## What you need to do
Copy out all the records exactly.

[start]

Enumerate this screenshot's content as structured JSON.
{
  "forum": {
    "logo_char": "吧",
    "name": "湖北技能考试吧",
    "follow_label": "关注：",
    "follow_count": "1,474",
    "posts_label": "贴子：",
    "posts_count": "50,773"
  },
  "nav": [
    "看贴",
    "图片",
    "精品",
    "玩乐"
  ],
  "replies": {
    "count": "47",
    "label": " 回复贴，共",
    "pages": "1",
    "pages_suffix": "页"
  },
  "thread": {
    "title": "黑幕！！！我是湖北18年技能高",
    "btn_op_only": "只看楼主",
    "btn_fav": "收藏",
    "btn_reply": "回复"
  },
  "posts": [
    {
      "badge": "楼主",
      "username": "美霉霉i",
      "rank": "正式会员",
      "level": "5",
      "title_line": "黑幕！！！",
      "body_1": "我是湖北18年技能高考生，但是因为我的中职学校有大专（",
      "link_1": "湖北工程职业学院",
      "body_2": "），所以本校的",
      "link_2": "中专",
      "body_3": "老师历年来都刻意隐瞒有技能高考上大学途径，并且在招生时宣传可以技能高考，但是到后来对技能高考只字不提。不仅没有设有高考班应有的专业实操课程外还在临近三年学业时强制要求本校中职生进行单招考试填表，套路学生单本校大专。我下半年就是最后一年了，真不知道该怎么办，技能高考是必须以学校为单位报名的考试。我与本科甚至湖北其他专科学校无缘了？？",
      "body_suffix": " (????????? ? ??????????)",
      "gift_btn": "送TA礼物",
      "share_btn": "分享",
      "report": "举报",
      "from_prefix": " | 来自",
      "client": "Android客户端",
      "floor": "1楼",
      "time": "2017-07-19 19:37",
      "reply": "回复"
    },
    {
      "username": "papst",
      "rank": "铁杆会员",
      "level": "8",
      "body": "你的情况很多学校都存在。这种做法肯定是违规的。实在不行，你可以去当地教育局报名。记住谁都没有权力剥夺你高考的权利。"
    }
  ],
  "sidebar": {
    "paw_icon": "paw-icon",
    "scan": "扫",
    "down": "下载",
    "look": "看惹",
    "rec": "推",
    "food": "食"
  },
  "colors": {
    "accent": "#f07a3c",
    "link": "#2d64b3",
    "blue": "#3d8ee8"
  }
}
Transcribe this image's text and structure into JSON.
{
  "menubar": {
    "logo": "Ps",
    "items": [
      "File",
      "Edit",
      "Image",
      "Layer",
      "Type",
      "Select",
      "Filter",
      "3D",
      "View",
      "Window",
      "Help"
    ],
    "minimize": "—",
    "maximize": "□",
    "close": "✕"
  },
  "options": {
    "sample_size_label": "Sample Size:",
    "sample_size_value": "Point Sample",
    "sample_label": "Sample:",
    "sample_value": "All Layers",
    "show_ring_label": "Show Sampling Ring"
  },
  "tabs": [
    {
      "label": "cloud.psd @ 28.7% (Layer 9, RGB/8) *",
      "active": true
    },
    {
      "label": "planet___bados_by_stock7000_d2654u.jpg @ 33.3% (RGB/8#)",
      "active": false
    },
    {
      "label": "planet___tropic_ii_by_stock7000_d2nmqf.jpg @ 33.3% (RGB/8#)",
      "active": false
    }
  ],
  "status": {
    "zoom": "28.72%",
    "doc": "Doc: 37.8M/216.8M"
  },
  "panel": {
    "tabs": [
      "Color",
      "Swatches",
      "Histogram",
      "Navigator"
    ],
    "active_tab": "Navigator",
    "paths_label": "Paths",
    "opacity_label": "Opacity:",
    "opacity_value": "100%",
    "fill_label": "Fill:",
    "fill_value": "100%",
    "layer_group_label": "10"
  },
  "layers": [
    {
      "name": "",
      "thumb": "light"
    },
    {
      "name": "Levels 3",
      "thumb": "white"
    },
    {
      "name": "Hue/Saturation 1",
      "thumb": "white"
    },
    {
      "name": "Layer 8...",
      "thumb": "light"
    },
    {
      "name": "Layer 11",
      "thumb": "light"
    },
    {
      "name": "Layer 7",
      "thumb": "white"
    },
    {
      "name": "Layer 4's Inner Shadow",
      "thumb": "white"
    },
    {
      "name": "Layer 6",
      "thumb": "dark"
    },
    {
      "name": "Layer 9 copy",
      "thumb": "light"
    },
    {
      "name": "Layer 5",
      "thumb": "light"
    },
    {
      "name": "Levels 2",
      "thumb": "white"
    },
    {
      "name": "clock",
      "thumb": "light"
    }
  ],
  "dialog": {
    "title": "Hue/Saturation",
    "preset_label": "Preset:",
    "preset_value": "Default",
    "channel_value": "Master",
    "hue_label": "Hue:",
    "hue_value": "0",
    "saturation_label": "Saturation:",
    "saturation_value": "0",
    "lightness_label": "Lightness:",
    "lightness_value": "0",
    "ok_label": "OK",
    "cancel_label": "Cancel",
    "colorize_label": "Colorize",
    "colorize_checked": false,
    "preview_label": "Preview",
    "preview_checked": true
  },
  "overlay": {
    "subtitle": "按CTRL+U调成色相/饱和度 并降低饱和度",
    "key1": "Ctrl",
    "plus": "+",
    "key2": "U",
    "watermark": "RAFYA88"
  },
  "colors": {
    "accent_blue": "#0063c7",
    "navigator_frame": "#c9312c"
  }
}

[end]

## Full answer
Enumerate this screenshot's content as structured JSON.
{
  "forum": {
    "logo_char": "吧",
    "name": "湖北技能考试吧",
    "follow_label": "关注：",
    "follow_count": "1,474",
    "posts_label": "贴子：",
    "posts_count": "50,773"
  },
  "nav": [
    "看贴",
    "图片",
    "精品",
    "玩乐"
  ],
  "replies": {
    "count": "47",
    "label": " 回复贴，共",
    "pages": "1",
    "pages_suffix": "页"
  },
  "thread": {
    "title": "黑幕！！！我是湖北18年技能高",
    "btn_op_only": "只看楼主",
    "btn_fav": "收藏",
    "btn_reply": "回复"
  },
  "posts": [
    {
      "badge": "楼主",
      "username": "美霉霉i",
      "rank": "正式会员",
      "level": "5",
      "title_line": "黑幕！！！",
      "body_1": "我是湖北18年技能高考生，但是因为我的中职学校有大专（",
      "link_1": "湖北工程职业学院",
      "body_2": "），所以本校的",
      "link_2": "中专",
      "body_3": "老师历年来都刻意隐瞒有技能高考上大学途径，并且在招生时宣传可以技能高考，但是到后来对技能高考只字不提。不仅没有设有高考班应有的专业实操课程外还在临近三年学业时强制要求本校中职生进行单招考试填表，套路学生单本校大专。我下半年就是最后一年了，真不知道该怎么办，技能高考是必须以学校为单位报名的考试。我与本科甚至湖北其他专科学校无缘了？？",
      "body_suffix": " (????????? ? ??????????)",
      "gift_btn": "送TA礼物",
      "share_btn": "分享",
      "report": "举报",
      "from_prefix": " | 来自",
      "client": "Android客户端",
      "floor": "1楼",
      "time": "2017-07-19 19:37",
      "reply": "回复"
    },
    {
      "username": "papst",
      "rank": "铁杆会员",
      "level": "8",
      "body": "你的情况很多学校都存在。这种做法肯定是违规的。实在不行，你可以去当地教育局报名。记住谁都没有权力剥夺你高考的权利。"
    }
  ],
  "sidebar": {
    "paw_icon": "paw-icon",
    "scan": "扫",
    "down": "下载",
    "look": "看惹",
    "rec": "推",
    "food": "食"
  },
  "colors": {
    "accent": "#f07a3c",
    "link": "#2d64b3",
    "blue": "#3d8ee8"
  }
}
Transcribe this image's text and structure into JSON.
{
  "menubar": {
    "logo": "Ps",
    "items": [
      "File",
      "Edit",
      "Image",
      "Layer",
      "Type",
      "Select",
      "Filter",
      "3D",
      "View",
      "Window",
      "Help"
    ],
    "minimize": "—",
    "maximize": "□",
    "close": "✕"
  },
  "options": {
    "sample_size_label": "Sample Size:",
    "sample_size_value": "Point Sample",
    "sample_label": "Sample:",
    "sample_value": "All Layers",
    "show_ring_label": "Show Sampling Ring"
  },
  "tabs": [
    {
      "label": "cloud.psd @ 28.7% (Layer 9, RGB/8) *",
      "active": true
    },
    {
      "label": "planet___bados_by_stock7000_d2654u.jpg @ 33.3% (RGB/8#)",
      "active": false
    },
    {
      "label": "planet___tropic_ii_by_stock7000_d2nmqf.jpg @ 33.3% (RGB/8#)",
      "active": false
    }
  ],
  "status": {
    "zoom": "28.72%",
    "doc": "Doc: 37.8M/216.8M"
  },
  "panel": {
    "tabs": [
      "Color",
      "Swatches",
      "Histogram",
      "Navigator"
    ],
    "active_tab": "Navigator",
    "paths_label": "Paths",
    "opacity_label": "Opacity:",
    "opacity_value": "100%",
    "fill_label": "Fill:",
    "fill_value": "100%",
    "layer_group_label": "10"
  },
  "layers": [
    {
      "name": "",
      "thumb": "light"
    },
    {
      "name": "Levels 3",
      "thumb": "white"
    },
    {
      "name": "Hue/Saturation 1",
      "thumb": "white"
    },
    {
      "name": "Layer 8...",
      "thumb": "light"
    },
    {
      "name": "Layer 11",
      "thumb": "light"
    },
    {
      "name": "Layer 7",
      "thumb": "white"
    },
    {
      "name": "Layer 4's Inner Shadow",
      "thumb": "white"
    },
    {
      "name": "Layer 6",
      "thumb": "dark"
    },
    {
      "name": "Layer 9 copy",
      "thumb": "light"
    },
    {
      "name": "Layer 5",
      "thumb": "light"
    },
    {
      "name": "Levels 2",
      "thumb": "white"
    },
    {
      "name": "clock",
      "thumb": "light"
    }
  ],
  "dialog": {
    "title": "Hue/Saturation",
    "preset_label": "Preset:",
    "preset_value": "Default",
    "channel_value": "Master",
    "hue_label": "Hue:",
    "hue_value": "0",
    "saturation_label": "Saturation:",
    "saturation_value": "0",
    "lightness_label": "Lightness:",
    "lightness_value": "0",
    "ok_label": "OK",
    "cancel_label": "Cancel",
    "colorize_label": "Colorize",
    "colorize_checked": false,
    "preview_label": "Preview",
    "preview_checked": true
  },
  "overlay": {
    "subtitle": "按CTRL+U调成色相/饱和度 并降低饱和度",
    "key1": "Ctrl",
    "plus": "+",
    "key2": "U",
    "watermark": "RAFYA88"
  },
  "colors": {
    "accent_blue": "#0063c7",
    "navigator_frame": "#c9312c"
  }
}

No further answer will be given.